■ **Figure collection entries**:

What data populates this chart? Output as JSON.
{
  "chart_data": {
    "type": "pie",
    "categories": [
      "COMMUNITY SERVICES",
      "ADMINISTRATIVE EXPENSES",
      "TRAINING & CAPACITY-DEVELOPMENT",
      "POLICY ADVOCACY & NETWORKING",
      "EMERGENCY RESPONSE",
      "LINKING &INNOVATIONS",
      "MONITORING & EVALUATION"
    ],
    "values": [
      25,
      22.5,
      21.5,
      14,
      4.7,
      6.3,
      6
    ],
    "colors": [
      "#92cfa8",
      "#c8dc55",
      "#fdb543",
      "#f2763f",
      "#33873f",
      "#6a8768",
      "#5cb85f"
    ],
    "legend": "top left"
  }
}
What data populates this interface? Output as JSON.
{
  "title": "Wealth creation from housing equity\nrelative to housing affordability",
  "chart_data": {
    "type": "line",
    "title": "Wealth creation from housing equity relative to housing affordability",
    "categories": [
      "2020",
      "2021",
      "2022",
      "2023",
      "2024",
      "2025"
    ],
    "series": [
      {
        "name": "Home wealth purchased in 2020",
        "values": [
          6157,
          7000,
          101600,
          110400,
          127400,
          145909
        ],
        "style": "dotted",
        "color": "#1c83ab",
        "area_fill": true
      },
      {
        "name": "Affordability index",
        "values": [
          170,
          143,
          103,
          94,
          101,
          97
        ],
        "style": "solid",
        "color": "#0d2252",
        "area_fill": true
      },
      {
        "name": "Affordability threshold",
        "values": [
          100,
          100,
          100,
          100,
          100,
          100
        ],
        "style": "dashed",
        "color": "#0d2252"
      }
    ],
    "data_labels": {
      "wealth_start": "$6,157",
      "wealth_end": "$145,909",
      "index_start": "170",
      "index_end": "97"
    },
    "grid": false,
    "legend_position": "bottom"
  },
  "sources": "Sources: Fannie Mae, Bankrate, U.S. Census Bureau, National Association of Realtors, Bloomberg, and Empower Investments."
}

■ **Task description**:
Provide all the records again, word for word.

■ **Final result**:
What data populates this chart? Output as JSON.
{
  "chart_data": {
    "type": "pie",
    "categories": [
      "COMMUNITY SERVICES",
      "ADMINISTRATIVE EXPENSES",
      "TRAINING & CAPACITY-DEVELOPMENT",
      "POLICY ADVOCACY & NETWORKING",
      "EMERGENCY RESPONSE",
      "LINKING &INNOVATIONS",
      "MONITORING & EVALUATION"
    ],
    "values": [
      25,
      22.5,
      21.5,
      14,
      4.7,
      6.3,
      6
    ],
    "colors": [
      "#92cfa8",
      "#c8dc55",
      "#fdb543",
      "#f2763f",
      "#33873f",
      "#6a8768",
      "#5cb85f"
    ],
    "legend": "top left"
  }
}
What data populates this interface? Output as JSON.
{
  "title": "Wealth creation from housing equity\nrelative to housing affordability",
  "chart_data": {
    "type": "line",
    "title": "Wealth creation from housing equity relative to housing affordability",
    "categories": [
      "2020",
      "2021",
      "2022",
      "2023",
      "2024",
      "2025"
    ],
    "series": [
      {
        "name": "Home wealth purchased in 2020",
        "values": [
          6157,
          7000,
          101600,
          110400,
          127400,
          145909
        ],
        "style": "dotted",
        "color": "#1c83ab",
        "area_fill": true
      },
      {
        "name": "Affordability index",
        "values": [
          170,
          143,
          103,
          94,
          101,
          97
        ],
        "style": "solid",
        "color": "#0d2252",
        "area_fill": true
      },
      {
        "name": "Affordability threshold",
        "values": [
          100,
          100,
          100,
          100,
          100,
          100
        ],
        "style": "dashed",
        "color": "#0d2252"
      }
    ],
    "data_labels": {
      "wealth_start": "$6,157",
      "wealth_end": "$145,909",
      "index_start": "170",
      "index_end": "97"
    },
    "grid": false,
    "legend_position": "bottom"
  },
  "sources": "Sources: Fannie Mae, Bankrate, U.S. Census Bureau, National Association of Realtors, Bloomberg, and Empower Investments."
}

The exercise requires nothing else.